» **GIVEN TASK**:
Do not include the pictures; repeat the rest of the data exactly.

○ ○ ○

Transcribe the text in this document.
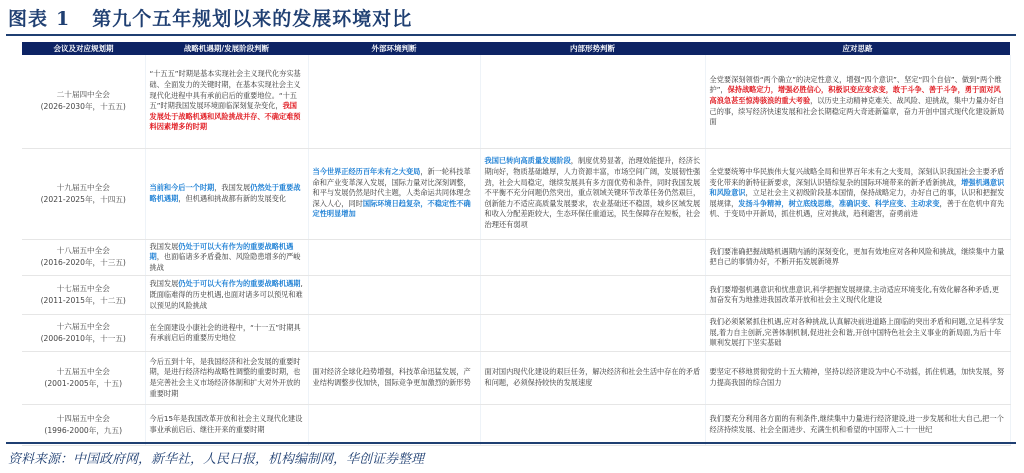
图表 1 第九个五年规划以来的发展环境对比
会议及对应规划期	战略机遇期/发展阶段判断	外部环境判断	内部形势判断	应对思路

二十届四中全会
(2026-2030年，十五五)	“十五五”时期是基本实现社会主义现代化夯实基础、全面发力的关键时期，在基本实现社会主义现代化进程中具有承前启后的重要地位。“十五五”时期我国发展环境面临深刻复杂变化，我国发展处于战略机遇和风险挑战并存、不确定难预料因素增多的时期			全党要深刻领悟“两个确立”的决定性意义，增强“四个意识”、坚定“四个自信”、做到“两个维护”，保持战略定力，增强必胜信心，积极识变应变求变，敢于斗争、善于斗争，勇于面对风高浪急甚至惊涛骇浪的重大考验，以历史主动精神克难关、战风险、迎挑战，集中力量办好自己的事，续写经济快速发展和社会长期稳定两大奇迹新篇章，奋力开创中国式现代化建设新局面

十九届五中全会
(2021-2025年，十四五)	当前和今后一个时期，我国发展仍然处于重要战略机遇期，但机遇和挑战都有新的发展变化	当今世界正经历百年未有之大变局，新一轮科技革命和产业变革深入发展，国际力量对比深刻调整，和平与发展仍然是时代主题，人类命运共同体理念深入人心，同时国际环境日趋复杂，不稳定性不确定性明显增加	我国已转向高质量发展阶段，制度优势显著，治理效能提升，经济长期向好，物质基础雄厚，人力资源丰富，市场空间广阔，发展韧性强劲，社会大局稳定，继续发展具有多方面优势和条件，同时我国发展不平衡不充分问题仍然突出，重点领域关键环节改革任务仍然艰巨，创新能力不适应高质量发展要求，农业基础还不稳固，城乡区域发展和收入分配差距较大，生态环保任重道远，民生保障存在短板，社会治理还有弱项	全党要统筹中华民族伟大复兴战略全局和世界百年未有之大变局，深刻认识我国社会主要矛盾变化带来的新特征新要求，深刻认识错综复杂的国际环境带来的新矛盾新挑战，增强机遇意识和风险意识，立足社会主义初级阶段基本国情，保持战略定力，办好自己的事，认识和把握发展规律，发扬斗争精神，树立底线思维，准确识变、科学应变、主动求变，善于在危机中育先机、于变局中开新局，抓住机遇，应对挑战，趋利避害，奋勇前进

十八届五中全会
(2016-2020年，十三五)	我国发展仍处于可以大有作为的重要战略机遇期，也面临诸多矛盾叠加、风险隐患增多的严峻挑战			我们要准确把握战略机遇期内涵的深刻变化，更加有效地应对各种风险和挑战，继续集中力量把自己的事情办好，不断开拓发展新境界

十七届五中全会
(2011-2015年，十二五)	我国发展仍处于可以大有作为的重要战略机遇期,既面临难得的历史机遇,也面对诸多可以预见和难以预见的风险挑战			我们要增强机遇意识和忧患意识,科学把握发展规律,主动适应环境变化,有效化解各种矛盾,更加奋发有为地推进我国改革开放和社会主义现代化建设

十六届五中全会
(2006-2010年，十一五)	在全面建设小康社会的进程中，“十一五”时期具有承前启后的重要历史地位			我们必须紧紧抓住机遇,应对各种挑战,认真解决前进道路上面临的突出矛盾和问题,立足科学发展,着力自主创新,完善体制机制,促进社会和谐,开创中国特色社会主义事业的新局面,为后十年顺利发展打下坚实基础

十五届五中全会
(2001-2005年，十五)	今后五到十年，是我国经济和社会发展的重要时期，是进行经济结构战略性调整的重要时期，也是完善社会主义市场经济体制和扩大对外开放的重要时期	面对经济全球化趋势增强，科技革命迅猛发展，产业结构调整步伐加快，国际竞争更加激烈的新形势	面对国内现代化建设的艰巨任务，解决经济和社会生活中存在的矛盾和问题，必须保持较快的发展速度	要坚定不移地贯彻党的十五大精神，坚持以经济建设为中心不动摇，抓住机遇，加快发展，努力提高我国的综合国力

十四届五中全会
(1996-2000年，九五)	今后15年是我国改革开放和社会主义现代化建设事业承前启后、继往开来的重要时期			我们要充分利用各方面的有利条件,继续集中力量进行经济建设,进一步发展和壮大自己,把一个经济持续发展、社会全面进步、充满生机和希望的中国带入二十一世纪
资料来源：中国政府网，新华社，人民日报，机构编制网，华创证券整理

○ ○ ○

» **FINAL ANSWER**:
Transcribe the text in this document.
图表 1 第九个五年规划以来的发展环境对比
会议及对应规划期	战略机遇期/发展阶段判断	外部环境判断	内部形势判断	应对思路

二十届四中全会
(2026-2030年，十五五)	“十五五”时期是基本实现社会主义现代化夯实基础、全面发力的关键时期，在基本实现社会主义现代化进程中具有承前启后的重要地位。“十五五”时期我国发展环境面临深刻复杂变化，我国发展处于战略机遇和风险挑战并存、不确定难预料因素增多的时期			全党要深刻领悟“两个确立”的决定性意义，增强“四个意识”、坚定“四个自信”、做到“两个维护”，保持战略定力，增强必胜信心，积极识变应变求变，敢于斗争、善于斗争，勇于面对风高浪急甚至惊涛骇浪的重大考验，以历史主动精神克难关、战风险、迎挑战，集中力量办好自己的事，续写经济快速发展和社会长期稳定两大奇迹新篇章，奋力开创中国式现代化建设新局面

十九届五中全会
(2021-2025年，十四五)	当前和今后一个时期，我国发展仍然处于重要战略机遇期，但机遇和挑战都有新的发展变化	当今世界正经历百年未有之大变局，新一轮科技革命和产业变革深入发展，国际力量对比深刻调整，和平与发展仍然是时代主题，人类命运共同体理念深入人心，同时国际环境日趋复杂，不稳定性不确定性明显增加	我国已转向高质量发展阶段，制度优势显著，治理效能提升，经济长期向好，物质基础雄厚，人力资源丰富，市场空间广阔，发展韧性强劲，社会大局稳定，继续发展具有多方面优势和条件，同时我国发展不平衡不充分问题仍然突出，重点领域关键环节改革任务仍然艰巨，创新能力不适应高质量发展要求，农业基础还不稳固，城乡区域发展和收入分配差距较大，生态环保任重道远，民生保障存在短板，社会治理还有弱项	全党要统筹中华民族伟大复兴战略全局和世界百年未有之大变局，深刻认识我国社会主要矛盾变化带来的新特征新要求，深刻认识错综复杂的国际环境带来的新矛盾新挑战，增强机遇意识和风险意识，立足社会主义初级阶段基本国情，保持战略定力，办好自己的事，认识和把握发展规律，发扬斗争精神，树立底线思维，准确识变、科学应变、主动求变，善于在危机中育先机、于变局中开新局，抓住机遇，应对挑战，趋利避害，奋勇前进

十八届五中全会
(2016-2020年，十三五)	我国发展仍处于可以大有作为的重要战略机遇期，也面临诸多矛盾叠加、风险隐患增多的严峻挑战			我们要准确把握战略机遇期内涵的深刻变化，更加有效地应对各种风险和挑战，继续集中力量把自己的事情办好，不断开拓发展新境界

十七届五中全会
(2011-2015年，十二五)	我国发展仍处于可以大有作为的重要战略机遇期,既面临难得的历史机遇,也面对诸多可以预见和难以预见的风险挑战			我们要增强机遇意识和忧患意识,科学把握发展规律,主动适应环境变化,有效化解各种矛盾,更加奋发有为地推进我国改革开放和社会主义现代化建设

十六届五中全会
(2006-2010年，十一五)	在全面建设小康社会的进程中，“十一五”时期具有承前启后的重要历史地位			我们必须紧紧抓住机遇,应对各种挑战,认真解决前进道路上面临的突出矛盾和问题,立足科学发展,着力自主创新,完善体制机制,促进社会和谐,开创中国特色社会主义事业的新局面,为后十年顺利发展打下坚实基础

十五届五中全会
(2001-2005年，十五)	今后五到十年，是我国经济和社会发展的重要时期，是进行经济结构战略性调整的重要时期，也是完善社会主义市场经济体制和扩大对外开放的重要时期	面对经济全球化趋势增强，科技革命迅猛发展，产业结构调整步伐加快，国际竞争更加激烈的新形势	面对国内现代化建设的艰巨任务，解决经济和社会生活中存在的矛盾和问题，必须保持较快的发展速度	要坚定不移地贯彻党的十五大精神，坚持以经济建设为中心不动摇，抓住机遇，加快发展，努力提高我国的综合国力

十四届五中全会
(1996-2000年，九五)	今后15年是我国改革开放和社会主义现代化建设事业承前启后、继往开来的重要时期			我们要充分利用各方面的有利条件,继续集中力量进行经济建设,进一步发展和壮大自己,把一个经济持续发展、社会全面进步、充满生机和希望的中国带入二十一世纪
资料来源：中国政府网，新华社，人民日报，机构编制网，华创证券整理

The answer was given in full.